### GIVEN INSTRUCTION
Without omitting anything, return the records precisely as given.

---------- RAW RECORDS

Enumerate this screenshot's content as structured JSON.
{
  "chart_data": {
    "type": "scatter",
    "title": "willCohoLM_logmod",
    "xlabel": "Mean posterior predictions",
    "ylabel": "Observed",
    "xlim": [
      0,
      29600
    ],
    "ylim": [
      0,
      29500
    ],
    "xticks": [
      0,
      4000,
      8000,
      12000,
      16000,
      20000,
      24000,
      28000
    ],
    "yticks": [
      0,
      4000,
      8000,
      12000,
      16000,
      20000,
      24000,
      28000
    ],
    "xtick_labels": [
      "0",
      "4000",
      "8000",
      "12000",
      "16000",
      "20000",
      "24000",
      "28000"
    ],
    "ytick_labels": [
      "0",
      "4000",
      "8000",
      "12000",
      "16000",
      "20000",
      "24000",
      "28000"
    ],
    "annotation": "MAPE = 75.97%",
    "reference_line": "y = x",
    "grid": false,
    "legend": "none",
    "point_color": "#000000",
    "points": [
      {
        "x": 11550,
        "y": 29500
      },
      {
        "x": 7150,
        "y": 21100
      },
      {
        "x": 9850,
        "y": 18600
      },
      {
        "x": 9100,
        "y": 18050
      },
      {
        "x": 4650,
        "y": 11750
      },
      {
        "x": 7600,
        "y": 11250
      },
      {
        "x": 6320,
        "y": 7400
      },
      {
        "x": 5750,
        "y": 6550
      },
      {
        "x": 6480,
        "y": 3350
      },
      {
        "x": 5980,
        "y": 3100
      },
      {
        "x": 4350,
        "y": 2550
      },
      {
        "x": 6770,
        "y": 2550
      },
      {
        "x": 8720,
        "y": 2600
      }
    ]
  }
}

--------------------

### FINAL RESULT
Enumerate this screenshot's content as structured JSON.
{
  "chart_data": {
    "type": "scatter",
    "title": "willCohoLM_logmod",
    "xlabel": "Mean posterior predictions",
    "ylabel": "Observed",
    "xlim": [
      0,
      29600
    ],
    "ylim": [
      0,
      29500
    ],
    "xticks": [
      0,
      4000,
      8000,
      12000,
      16000,
      20000,
      24000,
      28000
    ],
    "yticks": [
      0,
      4000,
      8000,
      12000,
      16000,
      20000,
      24000,
      28000
    ],
    "xtick_labels": [
      "0",
      "4000",
      "8000",
      "12000",
      "16000",
      "20000",
      "24000",
      "28000"
    ],
    "ytick_labels": [
      "0",
      "4000",
      "8000",
      "12000",
      "16000",
      "20000",
      "24000",
      "28000"
    ],
    "annotation": "MAPE = 75.97%",
    "reference_line": "y = x",
    "grid": false,
    "legend": "none",
    "point_color": "#000000",
    "points": [
      {
        "x": 11550,
        "y": 29500
      },
      {
        "x": 7150,
        "y": 21100
      },
      {
        "x": 9850,
        "y": 18600
      },
      {
        "x": 9100,
        "y": 18050
      },
      {
        "x": 4650,
        "y": 11750
      },
      {
        "x": 7600,
        "y": 11250
      },
      {
        "x": 6320,
        "y": 7400
      },
      {
        "x": 5750,
        "y": 6550
      },
      {
        "x": 6480,
        "y": 3350
      },
      {
        "x": 5980,
        "y": 3100
      },
      {
        "x": 4350,
        "y": 2550
      },
      {
        "x": 6770,
        "y": 2550
      },
      {
        "x": 8720,
        "y": 2600
      }
    ]
  }
}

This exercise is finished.